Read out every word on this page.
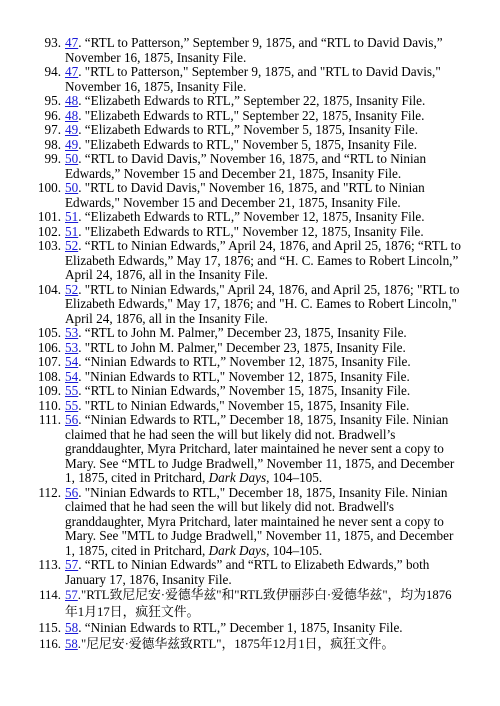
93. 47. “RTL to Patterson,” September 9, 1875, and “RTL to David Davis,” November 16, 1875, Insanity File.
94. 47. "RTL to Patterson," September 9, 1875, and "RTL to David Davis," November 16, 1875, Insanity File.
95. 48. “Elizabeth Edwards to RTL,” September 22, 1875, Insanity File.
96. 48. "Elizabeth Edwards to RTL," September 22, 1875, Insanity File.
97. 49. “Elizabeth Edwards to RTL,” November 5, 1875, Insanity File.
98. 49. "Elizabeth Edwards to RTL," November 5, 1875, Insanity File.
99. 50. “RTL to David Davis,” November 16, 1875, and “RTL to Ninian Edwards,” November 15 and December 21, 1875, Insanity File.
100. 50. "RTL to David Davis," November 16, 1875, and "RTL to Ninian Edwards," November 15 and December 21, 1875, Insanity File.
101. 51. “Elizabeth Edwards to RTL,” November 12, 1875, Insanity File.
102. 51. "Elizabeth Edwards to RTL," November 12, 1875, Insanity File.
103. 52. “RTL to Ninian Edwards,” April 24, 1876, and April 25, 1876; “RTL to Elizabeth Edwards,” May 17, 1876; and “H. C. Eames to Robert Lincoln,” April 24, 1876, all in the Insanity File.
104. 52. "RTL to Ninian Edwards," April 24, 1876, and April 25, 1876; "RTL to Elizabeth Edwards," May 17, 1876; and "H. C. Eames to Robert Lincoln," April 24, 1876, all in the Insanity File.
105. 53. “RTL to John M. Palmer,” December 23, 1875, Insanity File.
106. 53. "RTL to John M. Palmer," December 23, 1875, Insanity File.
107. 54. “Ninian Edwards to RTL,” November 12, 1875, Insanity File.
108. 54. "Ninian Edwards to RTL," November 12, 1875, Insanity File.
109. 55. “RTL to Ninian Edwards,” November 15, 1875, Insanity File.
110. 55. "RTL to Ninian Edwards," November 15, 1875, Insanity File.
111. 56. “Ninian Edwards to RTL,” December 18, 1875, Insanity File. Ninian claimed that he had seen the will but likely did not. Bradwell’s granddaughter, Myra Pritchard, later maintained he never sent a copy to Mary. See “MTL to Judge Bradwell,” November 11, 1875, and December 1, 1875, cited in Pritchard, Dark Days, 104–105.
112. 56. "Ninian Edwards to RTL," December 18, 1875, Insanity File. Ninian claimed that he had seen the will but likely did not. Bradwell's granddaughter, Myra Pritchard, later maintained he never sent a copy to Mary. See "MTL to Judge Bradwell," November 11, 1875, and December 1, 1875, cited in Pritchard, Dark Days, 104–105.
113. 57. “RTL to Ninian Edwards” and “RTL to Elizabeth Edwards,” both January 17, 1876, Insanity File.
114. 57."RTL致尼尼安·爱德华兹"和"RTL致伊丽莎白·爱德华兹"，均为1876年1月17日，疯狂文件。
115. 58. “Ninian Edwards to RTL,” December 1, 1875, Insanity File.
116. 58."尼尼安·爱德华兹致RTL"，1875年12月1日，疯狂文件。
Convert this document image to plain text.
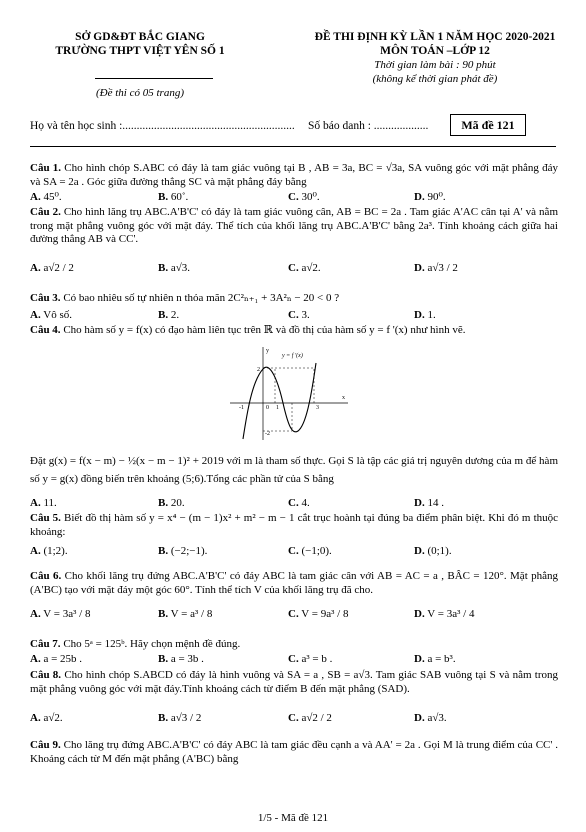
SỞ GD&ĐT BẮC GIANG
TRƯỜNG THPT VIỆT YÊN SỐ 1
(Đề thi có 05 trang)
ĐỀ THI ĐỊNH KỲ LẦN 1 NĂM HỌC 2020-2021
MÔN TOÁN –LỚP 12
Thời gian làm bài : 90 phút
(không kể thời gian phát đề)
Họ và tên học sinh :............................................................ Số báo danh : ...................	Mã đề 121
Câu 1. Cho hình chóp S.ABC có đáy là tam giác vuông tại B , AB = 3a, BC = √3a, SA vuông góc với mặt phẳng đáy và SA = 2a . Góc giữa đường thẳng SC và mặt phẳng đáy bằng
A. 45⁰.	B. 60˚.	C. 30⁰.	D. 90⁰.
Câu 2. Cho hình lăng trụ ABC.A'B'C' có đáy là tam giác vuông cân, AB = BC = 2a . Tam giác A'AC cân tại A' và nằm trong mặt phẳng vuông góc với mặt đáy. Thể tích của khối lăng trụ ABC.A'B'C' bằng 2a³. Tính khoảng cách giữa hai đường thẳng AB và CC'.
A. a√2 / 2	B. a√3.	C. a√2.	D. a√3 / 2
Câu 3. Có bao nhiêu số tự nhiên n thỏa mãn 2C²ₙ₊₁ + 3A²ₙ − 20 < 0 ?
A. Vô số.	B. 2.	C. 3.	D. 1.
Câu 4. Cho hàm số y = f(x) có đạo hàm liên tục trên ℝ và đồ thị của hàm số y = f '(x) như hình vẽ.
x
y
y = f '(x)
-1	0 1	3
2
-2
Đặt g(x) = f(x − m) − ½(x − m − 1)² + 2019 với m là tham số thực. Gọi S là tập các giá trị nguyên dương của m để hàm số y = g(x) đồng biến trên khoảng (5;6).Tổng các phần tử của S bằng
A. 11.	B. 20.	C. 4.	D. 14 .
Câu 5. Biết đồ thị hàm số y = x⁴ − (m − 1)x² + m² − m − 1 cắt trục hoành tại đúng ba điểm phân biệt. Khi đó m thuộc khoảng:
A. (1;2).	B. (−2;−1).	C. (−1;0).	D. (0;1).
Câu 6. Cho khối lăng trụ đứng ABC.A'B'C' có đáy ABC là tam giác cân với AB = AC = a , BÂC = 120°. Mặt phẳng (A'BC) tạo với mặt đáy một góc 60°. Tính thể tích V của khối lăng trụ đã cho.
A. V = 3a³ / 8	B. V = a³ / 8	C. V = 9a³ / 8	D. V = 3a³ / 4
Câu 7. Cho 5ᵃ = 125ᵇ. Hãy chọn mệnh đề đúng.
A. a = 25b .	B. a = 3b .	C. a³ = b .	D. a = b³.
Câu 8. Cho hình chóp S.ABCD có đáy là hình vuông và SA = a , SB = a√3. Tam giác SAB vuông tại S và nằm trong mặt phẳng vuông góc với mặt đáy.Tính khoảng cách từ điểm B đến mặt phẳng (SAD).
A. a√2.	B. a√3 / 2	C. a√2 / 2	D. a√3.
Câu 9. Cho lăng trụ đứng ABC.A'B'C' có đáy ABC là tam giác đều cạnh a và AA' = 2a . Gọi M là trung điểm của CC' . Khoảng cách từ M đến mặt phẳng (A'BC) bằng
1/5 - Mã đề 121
----
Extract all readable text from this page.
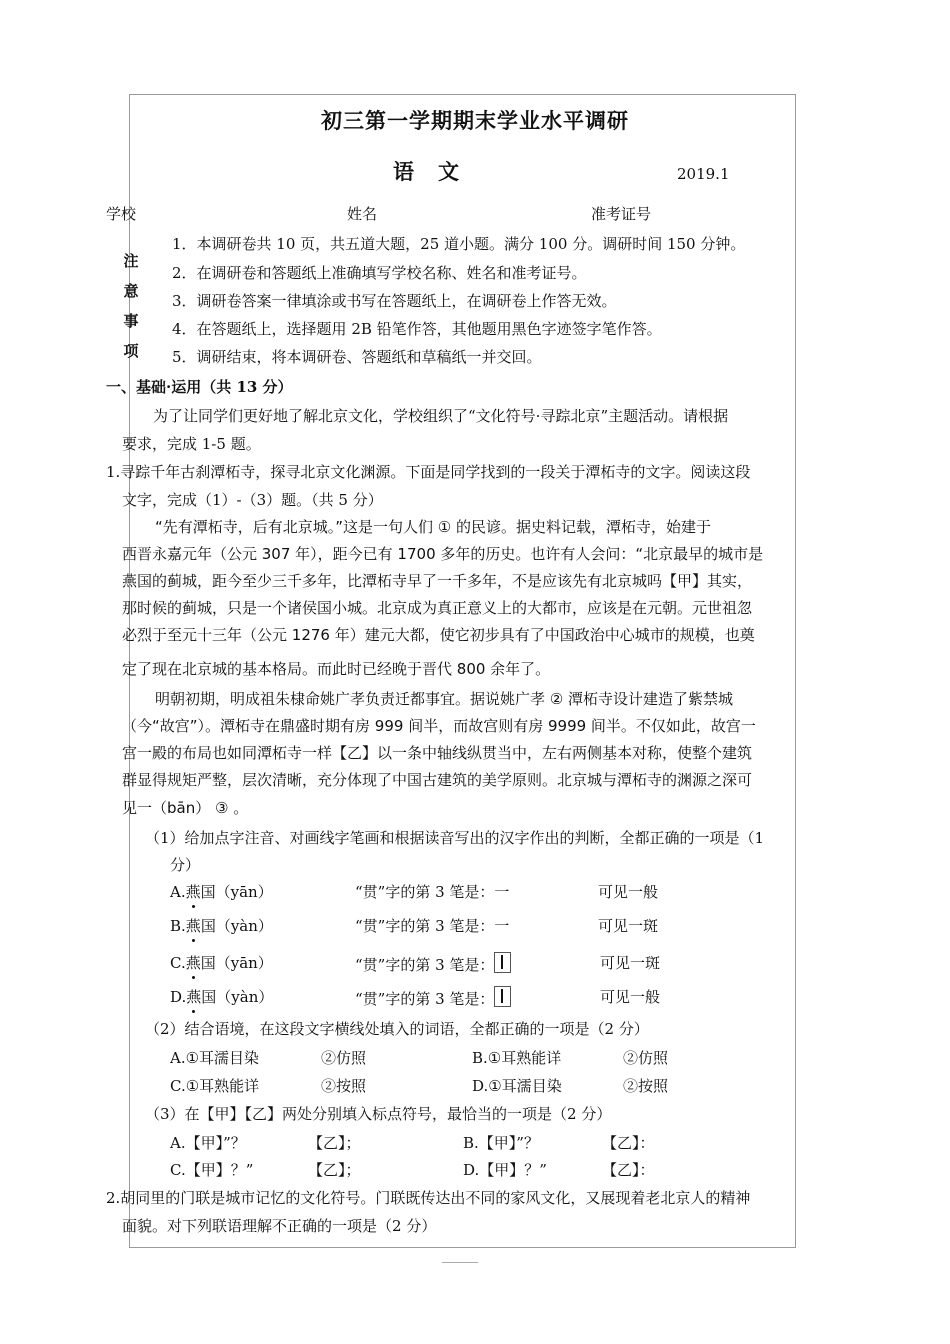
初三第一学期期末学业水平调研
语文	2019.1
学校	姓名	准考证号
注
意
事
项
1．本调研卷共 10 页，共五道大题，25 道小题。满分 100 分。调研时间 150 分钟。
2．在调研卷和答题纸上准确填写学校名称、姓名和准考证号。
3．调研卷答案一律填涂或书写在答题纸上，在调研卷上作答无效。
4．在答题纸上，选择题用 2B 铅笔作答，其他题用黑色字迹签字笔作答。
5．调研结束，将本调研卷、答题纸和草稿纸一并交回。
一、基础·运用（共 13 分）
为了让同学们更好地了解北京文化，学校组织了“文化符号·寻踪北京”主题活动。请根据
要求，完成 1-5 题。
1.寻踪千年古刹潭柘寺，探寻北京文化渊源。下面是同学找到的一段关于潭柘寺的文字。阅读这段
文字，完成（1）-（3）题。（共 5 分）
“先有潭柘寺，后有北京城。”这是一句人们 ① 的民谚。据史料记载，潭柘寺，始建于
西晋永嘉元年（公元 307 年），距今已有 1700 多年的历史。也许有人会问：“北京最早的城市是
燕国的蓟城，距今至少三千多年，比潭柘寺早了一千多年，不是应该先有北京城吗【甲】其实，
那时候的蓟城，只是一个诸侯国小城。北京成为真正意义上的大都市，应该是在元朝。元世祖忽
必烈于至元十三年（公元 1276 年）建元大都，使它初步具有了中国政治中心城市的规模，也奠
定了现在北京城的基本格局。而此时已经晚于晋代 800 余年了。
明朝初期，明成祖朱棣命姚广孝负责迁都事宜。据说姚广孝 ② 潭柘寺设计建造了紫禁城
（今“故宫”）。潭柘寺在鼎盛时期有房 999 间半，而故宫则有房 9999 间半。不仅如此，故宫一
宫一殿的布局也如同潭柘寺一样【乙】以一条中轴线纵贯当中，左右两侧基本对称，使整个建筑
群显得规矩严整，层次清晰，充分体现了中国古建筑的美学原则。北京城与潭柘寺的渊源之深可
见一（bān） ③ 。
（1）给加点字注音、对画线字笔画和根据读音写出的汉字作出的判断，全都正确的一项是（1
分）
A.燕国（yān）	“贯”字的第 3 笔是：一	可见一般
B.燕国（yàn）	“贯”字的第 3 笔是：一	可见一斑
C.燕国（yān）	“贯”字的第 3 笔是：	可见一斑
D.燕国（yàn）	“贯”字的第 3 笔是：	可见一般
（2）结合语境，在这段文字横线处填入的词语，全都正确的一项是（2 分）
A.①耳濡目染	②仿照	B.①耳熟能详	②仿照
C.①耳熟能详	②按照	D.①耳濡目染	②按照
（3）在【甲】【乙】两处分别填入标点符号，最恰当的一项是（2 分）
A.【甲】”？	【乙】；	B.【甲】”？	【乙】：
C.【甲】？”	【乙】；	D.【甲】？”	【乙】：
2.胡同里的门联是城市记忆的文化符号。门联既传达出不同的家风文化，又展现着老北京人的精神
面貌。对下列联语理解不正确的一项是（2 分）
----
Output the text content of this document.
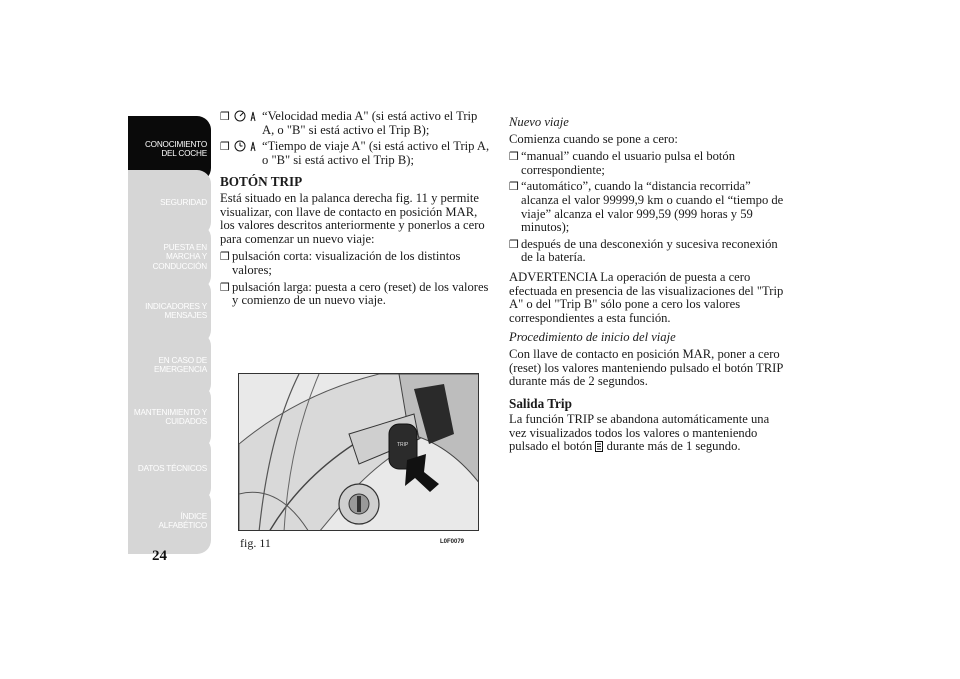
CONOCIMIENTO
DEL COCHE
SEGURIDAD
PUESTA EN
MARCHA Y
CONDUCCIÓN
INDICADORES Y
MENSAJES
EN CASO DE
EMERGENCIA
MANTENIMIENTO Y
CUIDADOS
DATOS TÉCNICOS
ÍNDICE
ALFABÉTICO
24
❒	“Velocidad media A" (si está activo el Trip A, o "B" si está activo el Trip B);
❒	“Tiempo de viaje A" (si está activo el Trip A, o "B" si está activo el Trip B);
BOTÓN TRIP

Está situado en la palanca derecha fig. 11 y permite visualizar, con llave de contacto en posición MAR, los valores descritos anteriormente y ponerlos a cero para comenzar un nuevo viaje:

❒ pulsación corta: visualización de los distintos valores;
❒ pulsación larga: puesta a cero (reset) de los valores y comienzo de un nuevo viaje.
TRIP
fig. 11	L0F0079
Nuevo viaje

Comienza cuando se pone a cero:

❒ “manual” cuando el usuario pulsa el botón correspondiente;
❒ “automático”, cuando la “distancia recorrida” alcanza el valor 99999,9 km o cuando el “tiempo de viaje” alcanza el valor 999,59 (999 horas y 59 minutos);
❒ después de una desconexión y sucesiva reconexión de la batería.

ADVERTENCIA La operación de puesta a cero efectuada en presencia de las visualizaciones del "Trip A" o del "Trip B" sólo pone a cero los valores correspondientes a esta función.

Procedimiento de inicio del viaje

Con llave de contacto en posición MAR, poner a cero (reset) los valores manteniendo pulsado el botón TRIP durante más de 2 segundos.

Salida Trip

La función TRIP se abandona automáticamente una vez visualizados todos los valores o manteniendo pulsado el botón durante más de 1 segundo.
----
* Aim
Count every line above that holds the string "John" and give the total, nothing more.

* Result of the exercise
2